Write every line of the material out exactly as shown.

Dataset items:
━━━━

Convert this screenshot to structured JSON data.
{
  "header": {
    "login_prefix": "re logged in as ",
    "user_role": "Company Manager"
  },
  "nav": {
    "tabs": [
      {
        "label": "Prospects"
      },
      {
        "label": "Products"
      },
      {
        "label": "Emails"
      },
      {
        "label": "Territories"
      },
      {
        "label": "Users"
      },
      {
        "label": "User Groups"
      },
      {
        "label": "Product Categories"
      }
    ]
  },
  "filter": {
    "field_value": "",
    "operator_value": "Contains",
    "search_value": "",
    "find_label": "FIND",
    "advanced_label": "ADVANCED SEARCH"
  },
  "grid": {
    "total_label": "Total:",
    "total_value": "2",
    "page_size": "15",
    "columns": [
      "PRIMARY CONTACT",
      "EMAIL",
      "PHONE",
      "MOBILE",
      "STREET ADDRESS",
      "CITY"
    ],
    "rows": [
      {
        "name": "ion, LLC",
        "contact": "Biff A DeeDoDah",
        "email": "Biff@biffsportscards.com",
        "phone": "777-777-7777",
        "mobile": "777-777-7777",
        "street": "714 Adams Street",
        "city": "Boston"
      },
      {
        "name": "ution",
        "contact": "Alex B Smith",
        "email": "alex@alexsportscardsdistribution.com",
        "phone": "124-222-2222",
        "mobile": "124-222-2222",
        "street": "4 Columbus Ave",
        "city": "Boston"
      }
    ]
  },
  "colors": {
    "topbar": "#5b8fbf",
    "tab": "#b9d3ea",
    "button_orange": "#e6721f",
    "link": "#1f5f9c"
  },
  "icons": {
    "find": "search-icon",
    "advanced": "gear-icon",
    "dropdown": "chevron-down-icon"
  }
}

━━━━

> [Finished task]
Convert this screenshot to structured JSON data.
{
  "header": {
    "login_prefix": "re logged in as ",
    "user_role": "Company Manager"
  },
  "nav": {
    "tabs": [
      {
        "label": "Prospects"
      },
      {
        "label": "Products"
      },
      {
        "label": "Emails"
      },
      {
        "label": "Territories"
      },
      {
        "label": "Users"
      },
      {
        "label": "User Groups"
      },
      {
        "label": "Product Categories"
      }
    ]
  },
  "filter": {
    "field_value": "",
    "operator_value": "Contains",
    "search_value": "",
    "find_label": "FIND",
    "advanced_label": "ADVANCED SEARCH"
  },
  "grid": {
    "total_label": "Total:",
    "total_value": "2",
    "page_size": "15",
    "columns": [
      "PRIMARY CONTACT",
      "EMAIL",
      "PHONE",
      "MOBILE",
      "STREET ADDRESS",
      "CITY"
    ],
    "rows": [
      {
        "name": "ion, LLC",
        "contact": "Biff A DeeDoDah",
        "email": "Biff@biffsportscards.com",
        "phone": "777-777-7777",
        "mobile": "777-777-7777",
        "street": "714 Adams Street",
        "city": "Boston"
      },
      {
        "name": "ution",
        "contact": "Alex B Smith",
        "email": "alex@alexsportscardsdistribution.com",
        "phone": "124-222-2222",
        "mobile": "124-222-2222",
        "street": "4 Columbus Ave",
        "city": "Boston"
      }
    ]
  },
  "colors": {
    "topbar": "#5b8fbf",
    "tab": "#b9d3ea",
    "button_orange": "#e6721f",
    "link": "#1f5f9c"
  },
  "icons": {
    "find": "search-icon",
    "advanced": "gear-icon",
    "dropdown": "chevron-down-icon"
  }
}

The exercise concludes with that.